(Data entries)
····················

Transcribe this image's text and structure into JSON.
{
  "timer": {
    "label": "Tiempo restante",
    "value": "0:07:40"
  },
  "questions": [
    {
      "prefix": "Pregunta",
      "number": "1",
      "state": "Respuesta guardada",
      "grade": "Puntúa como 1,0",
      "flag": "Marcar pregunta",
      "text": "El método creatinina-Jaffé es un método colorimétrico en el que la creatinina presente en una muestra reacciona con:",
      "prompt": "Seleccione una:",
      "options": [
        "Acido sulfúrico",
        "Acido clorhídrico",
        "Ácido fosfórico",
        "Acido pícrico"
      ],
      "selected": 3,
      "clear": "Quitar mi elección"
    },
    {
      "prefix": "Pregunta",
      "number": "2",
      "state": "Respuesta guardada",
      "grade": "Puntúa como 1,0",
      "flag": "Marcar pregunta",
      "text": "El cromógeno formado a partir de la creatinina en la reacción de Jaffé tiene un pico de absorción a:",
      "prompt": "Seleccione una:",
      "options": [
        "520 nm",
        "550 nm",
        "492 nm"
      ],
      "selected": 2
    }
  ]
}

····················

● **Aim**
Restate every record exactly, leaving nothing out.

● **Task response**
Transcribe this image's text and structure into JSON.
{
  "timer": {
    "label": "Tiempo restante",
    "value": "0:07:40"
  },
  "questions": [
    {
      "prefix": "Pregunta",
      "number": "1",
      "state": "Respuesta guardada",
      "grade": "Puntúa como 1,0",
      "flag": "Marcar pregunta",
      "text": "El método creatinina-Jaffé es un método colorimétrico en el que la creatinina presente en una muestra reacciona con:",
      "prompt": "Seleccione una:",
      "options": [
        "Acido sulfúrico",
        "Acido clorhídrico",
        "Ácido fosfórico",
        "Acido pícrico"
      ],
      "selected": 3,
      "clear": "Quitar mi elección"
    },
    {
      "prefix": "Pregunta",
      "number": "2",
      "state": "Respuesta guardada",
      "grade": "Puntúa como 1,0",
      "flag": "Marcar pregunta",
      "text": "El cromógeno formado a partir de la creatinina en la reacción de Jaffé tiene un pico de absorción a:",
      "prompt": "Seleccione una:",
      "options": [
        "520 nm",
        "550 nm",
        "492 nm"
      ],
      "selected": 2
    }
  ]
}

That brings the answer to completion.